## Problem requirements
Copy every entry exactly.

(Records)
-- begin --
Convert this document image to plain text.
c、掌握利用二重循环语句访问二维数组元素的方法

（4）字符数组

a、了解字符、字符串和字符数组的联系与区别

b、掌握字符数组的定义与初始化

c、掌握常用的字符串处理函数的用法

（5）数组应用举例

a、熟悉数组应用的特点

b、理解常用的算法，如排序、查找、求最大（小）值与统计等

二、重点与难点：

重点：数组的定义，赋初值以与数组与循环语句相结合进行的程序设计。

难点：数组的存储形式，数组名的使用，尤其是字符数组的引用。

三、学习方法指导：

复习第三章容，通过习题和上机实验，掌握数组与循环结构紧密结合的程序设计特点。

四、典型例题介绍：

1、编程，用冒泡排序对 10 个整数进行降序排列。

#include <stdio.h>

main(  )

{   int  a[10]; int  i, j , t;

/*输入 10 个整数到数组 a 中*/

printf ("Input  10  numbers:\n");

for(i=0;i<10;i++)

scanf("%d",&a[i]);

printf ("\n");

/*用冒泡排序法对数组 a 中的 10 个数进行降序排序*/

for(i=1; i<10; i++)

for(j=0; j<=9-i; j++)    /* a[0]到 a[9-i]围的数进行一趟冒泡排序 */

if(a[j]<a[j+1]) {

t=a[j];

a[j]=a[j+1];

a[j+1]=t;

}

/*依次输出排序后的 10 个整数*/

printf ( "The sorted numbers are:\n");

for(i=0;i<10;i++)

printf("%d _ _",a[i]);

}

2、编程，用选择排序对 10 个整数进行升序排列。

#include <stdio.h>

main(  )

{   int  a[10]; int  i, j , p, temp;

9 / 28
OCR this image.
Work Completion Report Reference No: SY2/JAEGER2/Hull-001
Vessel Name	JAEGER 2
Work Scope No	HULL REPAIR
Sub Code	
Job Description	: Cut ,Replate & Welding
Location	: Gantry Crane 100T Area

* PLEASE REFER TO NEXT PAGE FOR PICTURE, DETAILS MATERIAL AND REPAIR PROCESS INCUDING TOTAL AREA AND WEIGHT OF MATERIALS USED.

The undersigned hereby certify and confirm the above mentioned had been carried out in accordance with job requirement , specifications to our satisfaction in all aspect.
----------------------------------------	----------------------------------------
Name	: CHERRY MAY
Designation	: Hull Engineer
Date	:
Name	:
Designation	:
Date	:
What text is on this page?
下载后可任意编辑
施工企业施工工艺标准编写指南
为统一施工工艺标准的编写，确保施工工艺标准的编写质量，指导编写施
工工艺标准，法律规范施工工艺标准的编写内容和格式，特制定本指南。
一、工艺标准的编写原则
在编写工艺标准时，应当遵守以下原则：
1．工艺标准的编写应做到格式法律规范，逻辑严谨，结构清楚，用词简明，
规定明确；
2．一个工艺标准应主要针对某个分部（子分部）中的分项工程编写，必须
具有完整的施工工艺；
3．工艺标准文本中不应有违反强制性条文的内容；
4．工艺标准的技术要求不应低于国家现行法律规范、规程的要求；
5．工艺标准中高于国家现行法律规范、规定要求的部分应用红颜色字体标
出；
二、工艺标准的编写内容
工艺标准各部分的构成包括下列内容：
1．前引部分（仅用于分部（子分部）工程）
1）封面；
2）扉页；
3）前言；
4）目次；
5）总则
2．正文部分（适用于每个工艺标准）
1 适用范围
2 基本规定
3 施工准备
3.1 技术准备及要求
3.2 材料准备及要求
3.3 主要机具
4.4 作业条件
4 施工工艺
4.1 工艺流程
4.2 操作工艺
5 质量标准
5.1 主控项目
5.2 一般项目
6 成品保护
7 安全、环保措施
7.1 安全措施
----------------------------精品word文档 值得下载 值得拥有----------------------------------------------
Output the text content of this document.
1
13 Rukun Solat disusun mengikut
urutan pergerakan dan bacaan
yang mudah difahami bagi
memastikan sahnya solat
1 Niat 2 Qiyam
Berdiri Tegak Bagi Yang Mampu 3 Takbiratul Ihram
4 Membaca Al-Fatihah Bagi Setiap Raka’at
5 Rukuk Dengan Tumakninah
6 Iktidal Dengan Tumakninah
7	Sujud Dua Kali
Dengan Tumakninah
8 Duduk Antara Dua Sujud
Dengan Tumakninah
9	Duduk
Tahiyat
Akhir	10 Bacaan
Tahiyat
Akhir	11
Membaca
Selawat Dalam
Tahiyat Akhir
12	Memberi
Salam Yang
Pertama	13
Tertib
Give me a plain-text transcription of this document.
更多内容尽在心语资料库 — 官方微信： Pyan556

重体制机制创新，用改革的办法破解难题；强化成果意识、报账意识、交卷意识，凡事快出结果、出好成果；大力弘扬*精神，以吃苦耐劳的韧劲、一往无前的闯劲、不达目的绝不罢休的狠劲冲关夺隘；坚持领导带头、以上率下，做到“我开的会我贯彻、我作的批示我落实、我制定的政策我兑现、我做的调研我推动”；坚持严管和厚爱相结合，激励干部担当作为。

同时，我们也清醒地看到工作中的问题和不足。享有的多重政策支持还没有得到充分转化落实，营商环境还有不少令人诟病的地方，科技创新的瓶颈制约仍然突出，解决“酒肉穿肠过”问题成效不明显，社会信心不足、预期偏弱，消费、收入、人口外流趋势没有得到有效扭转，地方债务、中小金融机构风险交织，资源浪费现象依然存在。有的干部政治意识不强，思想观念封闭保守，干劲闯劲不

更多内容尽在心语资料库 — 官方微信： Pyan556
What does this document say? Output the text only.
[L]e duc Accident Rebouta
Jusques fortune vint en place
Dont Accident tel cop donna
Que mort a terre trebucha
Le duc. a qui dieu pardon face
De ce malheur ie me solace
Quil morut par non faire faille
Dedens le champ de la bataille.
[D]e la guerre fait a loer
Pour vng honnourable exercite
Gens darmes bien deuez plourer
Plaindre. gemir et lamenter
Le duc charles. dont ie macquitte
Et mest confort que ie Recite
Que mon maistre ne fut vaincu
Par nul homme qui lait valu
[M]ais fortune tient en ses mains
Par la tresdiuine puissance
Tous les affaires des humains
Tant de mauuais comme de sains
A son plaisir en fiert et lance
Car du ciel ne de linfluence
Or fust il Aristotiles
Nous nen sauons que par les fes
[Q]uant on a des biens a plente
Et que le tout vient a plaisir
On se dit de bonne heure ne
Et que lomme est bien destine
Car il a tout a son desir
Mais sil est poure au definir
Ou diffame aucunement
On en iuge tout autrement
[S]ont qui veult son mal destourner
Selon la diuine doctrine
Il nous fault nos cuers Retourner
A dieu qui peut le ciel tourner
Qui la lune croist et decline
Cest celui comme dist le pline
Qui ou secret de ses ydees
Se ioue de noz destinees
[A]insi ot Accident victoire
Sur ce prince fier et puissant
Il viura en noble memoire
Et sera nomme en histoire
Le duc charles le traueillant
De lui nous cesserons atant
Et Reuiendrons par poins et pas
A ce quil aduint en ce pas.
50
-- end --
## Solved exercise
Convert this document image to plain text.
c、掌握利用二重循环语句访问二维数组元素的方法

（4）字符数组

a、了解字符、字符串和字符数组的联系与区别

b、掌握字符数组的定义与初始化

c、掌握常用的字符串处理函数的用法

（5）数组应用举例

a、熟悉数组应用的特点

b、理解常用的算法，如排序、查找、求最大（小）值与统计等

二、重点与难点：

重点：数组的定义，赋初值以与数组与循环语句相结合进行的程序设计。

难点：数组的存储形式，数组名的使用，尤其是字符数组的引用。

三、学习方法指导：

复习第三章容，通过习题和上机实验，掌握数组与循环结构紧密结合的程序设计特点。

四、典型例题介绍：

1、编程，用冒泡排序对 10 个整数进行降序排列。

#include <stdio.h>

main(  )

{   int  a[10]; int  i, j , t;

/*输入 10 个整数到数组 a 中*/

printf ("Input  10  numbers:\n");

for(i=0;i<10;i++)

scanf("%d",&a[i]);

printf ("\n");

/*用冒泡排序法对数组 a 中的 10 个数进行降序排序*/

for(i=1; i<10; i++)

for(j=0; j<=9-i; j++)    /* a[0]到 a[9-i]围的数进行一趟冒泡排序 */

if(a[j]<a[j+1]) {

t=a[j];

a[j]=a[j+1];

a[j+1]=t;

}

/*依次输出排序后的 10 个整数*/

printf ( "The sorted numbers are:\n");

for(i=0;i<10;i++)

printf("%d _ _",a[i]);

}

2、编程，用选择排序对 10 个整数进行升序排列。

#include <stdio.h>

main(  )

{   int  a[10]; int  i, j , p, temp;

9 / 28
OCR this image.
Work Completion Report Reference No: SY2/JAEGER2/Hull-001
Vessel Name	JAEGER 2
Work Scope No	HULL REPAIR
Sub Code	
Job Description	: Cut ,Replate & Welding
Location	: Gantry Crane 100T Area

* PLEASE REFER TO NEXT PAGE FOR PICTURE, DETAILS MATERIAL AND REPAIR PROCESS INCUDING TOTAL AREA AND WEIGHT OF MATERIALS USED.

The undersigned hereby certify and confirm the above mentioned had been carried out in accordance with job requirement , specifications to our satisfaction in all aspect.
----------------------------------------	----------------------------------------
Name	: CHERRY MAY
Designation	: Hull Engineer
Date	:
Name	:
Designation	:
Date	:
What text is on this page?
下载后可任意编辑
施工企业施工工艺标准编写指南
为统一施工工艺标准的编写，确保施工工艺标准的编写质量，指导编写施
工工艺标准，法律规范施工工艺标准的编写内容和格式，特制定本指南。
一、工艺标准的编写原则
在编写工艺标准时，应当遵守以下原则：
1．工艺标准的编写应做到格式法律规范，逻辑严谨，结构清楚，用词简明，
规定明确；
2．一个工艺标准应主要针对某个分部（子分部）中的分项工程编写，必须
具有完整的施工工艺；
3．工艺标准文本中不应有违反强制性条文的内容；
4．工艺标准的技术要求不应低于国家现行法律规范、规程的要求；
5．工艺标准中高于国家现行法律规范、规定要求的部分应用红颜色字体标
出；
二、工艺标准的编写内容
工艺标准各部分的构成包括下列内容：
1．前引部分（仅用于分部（子分部）工程）
1）封面；
2）扉页；
3）前言；
4）目次；
5）总则
2．正文部分（适用于每个工艺标准）
1 适用范围
2 基本规定
3 施工准备
3.1 技术准备及要求
3.2 材料准备及要求
3.3 主要机具
4.4 作业条件
4 施工工艺
4.1 工艺流程
4.2 操作工艺
5 质量标准
5.1 主控项目
5.2 一般项目
6 成品保护
7 安全、环保措施
7.1 安全措施
----------------------------精品word文档 值得下载 值得拥有----------------------------------------------
Output the text content of this document.
1
13 Rukun Solat disusun mengikut
urutan pergerakan dan bacaan
yang mudah difahami bagi
memastikan sahnya solat
1 Niat 2 Qiyam
Berdiri Tegak Bagi Yang Mampu 3 Takbiratul Ihram
4 Membaca Al-Fatihah Bagi Setiap Raka’at
5 Rukuk Dengan Tumakninah
6 Iktidal Dengan Tumakninah
7	Sujud Dua Kali
Dengan Tumakninah
8 Duduk Antara Dua Sujud
Dengan Tumakninah
9	Duduk
Tahiyat
Akhir	10 Bacaan
Tahiyat
Akhir	11
Membaca
Selawat Dalam
Tahiyat Akhir
12	Memberi
Salam Yang
Pertama	13
Tertib
Give me a plain-text transcription of this document.
更多内容尽在心语资料库 — 官方微信： Pyan556

重体制机制创新，用改革的办法破解难题；强化成果意识、报账意识、交卷意识，凡事快出结果、出好成果；大力弘扬*精神，以吃苦耐劳的韧劲、一往无前的闯劲、不达目的绝不罢休的狠劲冲关夺隘；坚持领导带头、以上率下，做到“我开的会我贯彻、我作的批示我落实、我制定的政策我兑现、我做的调研我推动”；坚持严管和厚爱相结合，激励干部担当作为。

同时，我们也清醒地看到工作中的问题和不足。享有的多重政策支持还没有得到充分转化落实，营商环境还有不少令人诟病的地方，科技创新的瓶颈制约仍然突出，解决“酒肉穿肠过”问题成效不明显，社会信心不足、预期偏弱，消费、收入、人口外流趋势没有得到有效扭转，地方债务、中小金融机构风险交织，资源浪费现象依然存在。有的干部政治意识不强，思想观念封闭保守，干劲闯劲不

更多内容尽在心语资料库 — 官方微信： Pyan556
What does this document say? Output the text only.
[L]e duc Accident Rebouta
Jusques fortune vint en place
Dont Accident tel cop donna
Que mort a terre trebucha
Le duc. a qui dieu pardon face
De ce malheur ie me solace
Quil morut par non faire faille
Dedens le champ de la bataille.
[D]e la guerre fait a loer
Pour vng honnourable exercite
Gens darmes bien deuez plourer
Plaindre. gemir et lamenter
Le duc charles. dont ie macquitte
Et mest confort que ie Recite
Que mon maistre ne fut vaincu
Par nul homme qui lait valu
[M]ais fortune tient en ses mains
Par la tresdiuine puissance
Tous les affaires des humains
Tant de mauuais comme de sains
A son plaisir en fiert et lance
Car du ciel ne de linfluence
Or fust il Aristotiles
Nous nen sauons que par les fes
[Q]uant on a des biens a plente
Et que le tout vient a plaisir
On se dit de bonne heure ne
Et que lomme est bien destine
Car il a tout a son desir
Mais sil est poure au definir
Ou diffame aucunement
On en iuge tout autrement
[S]ont qui veult son mal destourner
Selon la diuine doctrine
Il nous fault nos cuers Retourner
A dieu qui peut le ciel tourner
Qui la lune croist et decline
Cest celui comme dist le pline
Qui ou secret de ses ydees
Se ioue de noz destinees
[A]insi ot Accident victoire
Sur ce prince fier et puissant
Il viura en noble memoire
Et sera nomme en histoire
Le duc charles le traueillant
De lui nous cesserons atant
Et Reuiendrons par poins et pas
A ce quil aduint en ce pas.
50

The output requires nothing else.